Pictures stay out of your copy, but everything else in the records below must be repeated exactly.

####

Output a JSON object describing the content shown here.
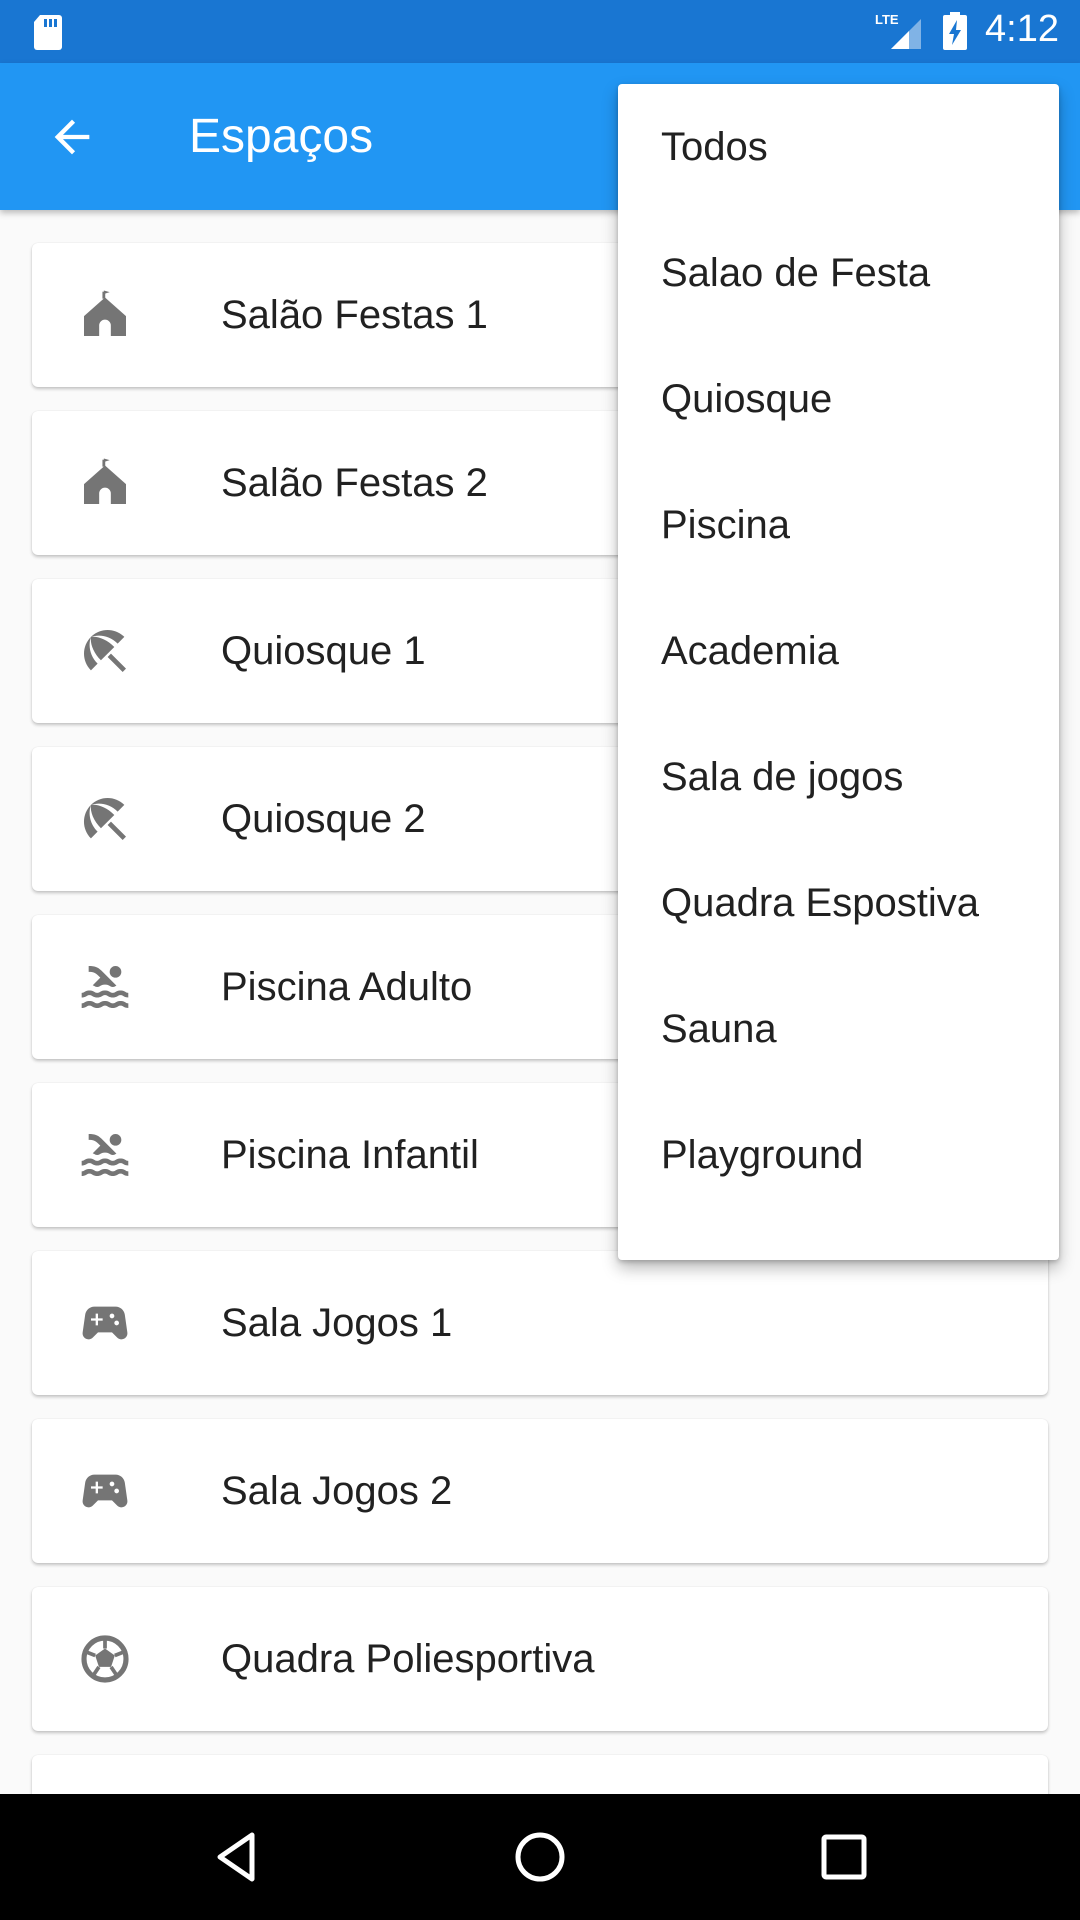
{
  "status_bar": {
    "time": "4:12",
    "network": "LTE",
    "icons": [
      "sd-card-icon",
      "lte-signal-icon",
      "battery-charging-icon"
    ]
  },
  "app_bar": {
    "title": "Espaços",
    "back_icon": "arrow-back-icon"
  },
  "spaces": [
    {
      "label": "Salão Festas 1",
      "icon": "house-icon"
    },
    {
      "label": "Salão Festas 2",
      "icon": "house-icon"
    },
    {
      "label": "Quiosque 1",
      "icon": "beach-umbrella-icon"
    },
    {
      "label": "Quiosque 2",
      "icon": "beach-umbrella-icon"
    },
    {
      "label": "Piscina Adulto",
      "icon": "pool-icon"
    },
    {
      "label": "Piscina Infantil",
      "icon": "pool-icon"
    },
    {
      "label": "Sala Jogos 1",
      "icon": "gamepad-icon"
    },
    {
      "label": "Sala Jogos 2",
      "icon": "gamepad-icon"
    },
    {
      "label": "Quadra Poliesportiva",
      "icon": "soccer-ball-icon"
    }
  ],
  "filter_menu": {
    "items": [
      "Todos",
      "Salao de Festa",
      "Quiosque",
      "Piscina",
      "Academia",
      "Sala de jogos",
      "Quadra Espostiva",
      "Sauna",
      "Playground"
    ]
  },
  "nav_bar": {
    "buttons": [
      "back-triangle-icon",
      "home-circle-icon",
      "recents-square-icon"
    ]
  },
  "colors": {
    "status_bar": "#1976d2",
    "app_bar": "#2196f3",
    "icon_gray": "#757575",
    "text": "#212121",
    "background": "#fafafa"
  }
}
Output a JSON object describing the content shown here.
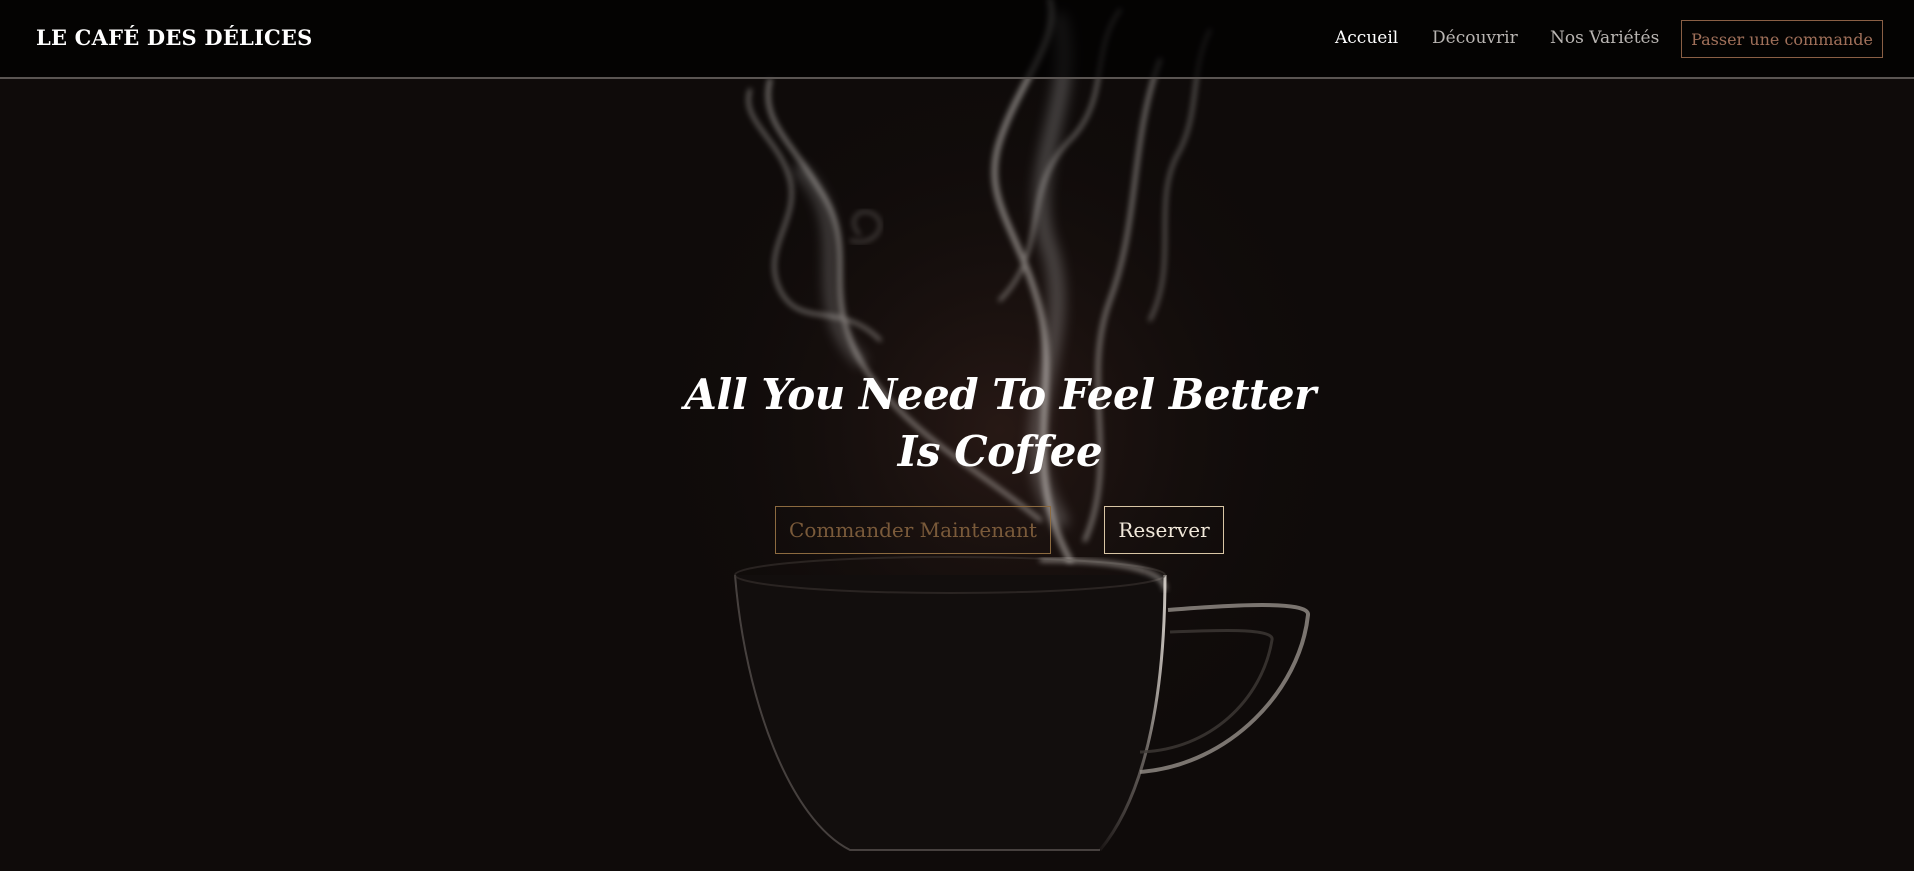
{
  "navbar": {
    "brand": "LE CAFÉ DES DÉLICES",
    "links": [
      {
        "label": "Accueil",
        "active": true
      },
      {
        "label": "Découvrir",
        "active": false
      },
      {
        "label": "Nos Variétés",
        "active": false
      }
    ],
    "cta_label": "Passer une commande"
  },
  "hero": {
    "headline_line1": "All You Need To Feel Better",
    "headline_line2": "Is Coffee",
    "order_button": "Commander Maintenant",
    "reserve_button": "Reserver"
  },
  "colors": {
    "background": "#0f0b0a",
    "accent": "#8a5f45",
    "text": "#ffffff"
  }
}
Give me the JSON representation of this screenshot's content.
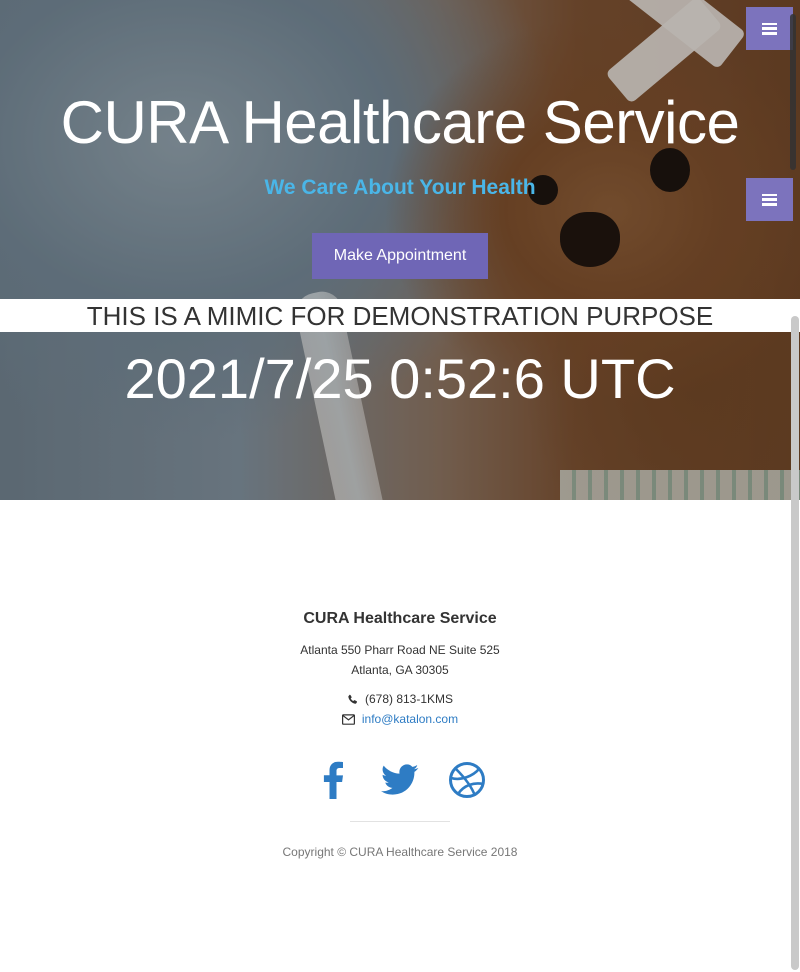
{
  "hero": {
    "title": "CURA Healthcare Service",
    "subtitle": "We Care About Your Health",
    "appointment_button": "Make Appointment",
    "demo_notice": "THIS IS A MIMIC FOR DEMONSTRATION PURPOSE",
    "clock": "2021/7/25 0:52:6 UTC"
  },
  "menu": {
    "icon": "bars-icon"
  },
  "footer": {
    "name": "CURA Healthcare Service",
    "address_line1": "Atlanta 550 Pharr Road NE Suite 525",
    "address_line2": "Atlanta, GA 30305",
    "phone": "(678) 813-1KMS",
    "email": "info@katalon.com",
    "socials": [
      "facebook-icon",
      "twitter-icon",
      "dribbble-icon"
    ],
    "copyright": "Copyright © CURA Healthcare Service 2018"
  },
  "colors": {
    "accent": "#6f66b6",
    "subtitle": "#4ab6e8",
    "link": "#2e7cc4",
    "social": "#2e7cc4"
  }
}
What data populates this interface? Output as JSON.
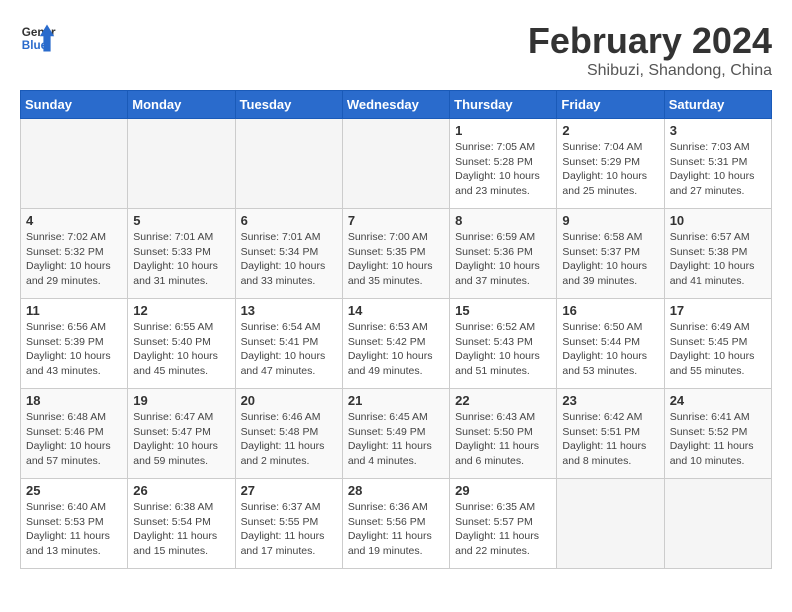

####

**RESPONSE TO THIS TASK**
Output a JSON object describing the content shown here.
{
  "status_bar": {
    "time": "4:12",
    "network": "LTE",
    "icons": [
      "sd-card-icon",
      "lte-signal-icon",
      "battery-charging-icon"
    ]
  },
  "app_bar": {
    "title": "Espaços",
    "back_icon": "arrow-back-icon"
  },
  "spaces": [
    {
      "label": "Salão Festas 1",
      "icon": "house-icon"
    },
    {
      "label": "Salão Festas 2",
      "icon": "house-icon"
    },
    {
      "label": "Quiosque 1",
      "icon": "beach-umbrella-icon"
    },
    {
      "label": "Quiosque 2",
      "icon": "beach-umbrella-icon"
    },
    {
      "label": "Piscina Adulto",
      "icon": "pool-icon"
    },
    {
      "label": "Piscina Infantil",
      "icon": "pool-icon"
    },
    {
      "label": "Sala Jogos 1",
      "icon": "gamepad-icon"
    },
    {
      "label": "Sala Jogos 2",
      "icon": "gamepad-icon"
    },
    {
      "label": "Quadra Poliesportiva",
      "icon": "soccer-ball-icon"
    }
  ],
  "filter_menu": {
    "items": [
      "Todos",
      "Salao de Festa",
      "Quiosque",
      "Piscina",
      "Academia",
      "Sala de jogos",
      "Quadra Espostiva",
      "Sauna",
      "Playground"
    ]
  },
  "nav_bar": {
    "buttons": [
      "back-triangle-icon",
      "home-circle-icon",
      "recents-square-icon"
    ]
  },
  "colors": {
    "status_bar": "#1976d2",
    "app_bar": "#2196f3",
    "icon_gray": "#757575",
    "text": "#212121",
    "background": "#fafafa"
  }
}
Output a JSON object describing the content shown here.
{
  "navbar": {
    "brand": "LE CAFÉ DES DÉLICES",
    "links": [
      {
        "label": "Accueil",
        "active": true
      },
      {
        "label": "Découvrir",
        "active": false
      },
      {
        "label": "Nos Variétés",
        "active": false
      }
    ],
    "cta_label": "Passer une commande"
  },
  "hero": {
    "headline_line1": "All You Need To Feel Better",
    "headline_line2": "Is Coffee",
    "order_button": "Commander Maintenant",
    "reserve_button": "Reserver"
  },
  "colors": {
    "background": "#0f0b0a",
    "accent": "#8a5f45",
    "text": "#ffffff"
  }
}
Give me the JSON representation of this screenshot's content.
{
  "hero": {
    "title": "CURA Healthcare Service",
    "subtitle": "We Care About Your Health",
    "appointment_button": "Make Appointment",
    "demo_notice": "THIS IS A MIMIC FOR DEMONSTRATION PURPOSE",
    "clock": "2021/7/25 0:52:6 UTC"
  },
  "menu": {
    "icon": "bars-icon"
  },
  "footer": {
    "name": "CURA Healthcare Service",
    "address_line1": "Atlanta 550 Pharr Road NE Suite 525",
    "address_line2": "Atlanta, GA 30305",
    "phone": "(678) 813-1KMS",
    "email": "info@katalon.com",
    "socials": [
      "facebook-icon",
      "twitter-icon",
      "dribbble-icon"
    ],
    "copyright": "Copyright © CURA Healthcare Service 2018"
  },
  "colors": {
    "accent": "#6f66b6",
    "subtitle": "#4ab6e8",
    "link": "#2e7cc4",
    "social": "#2e7cc4"
  }
}
What data populates this interface? Output as JSON.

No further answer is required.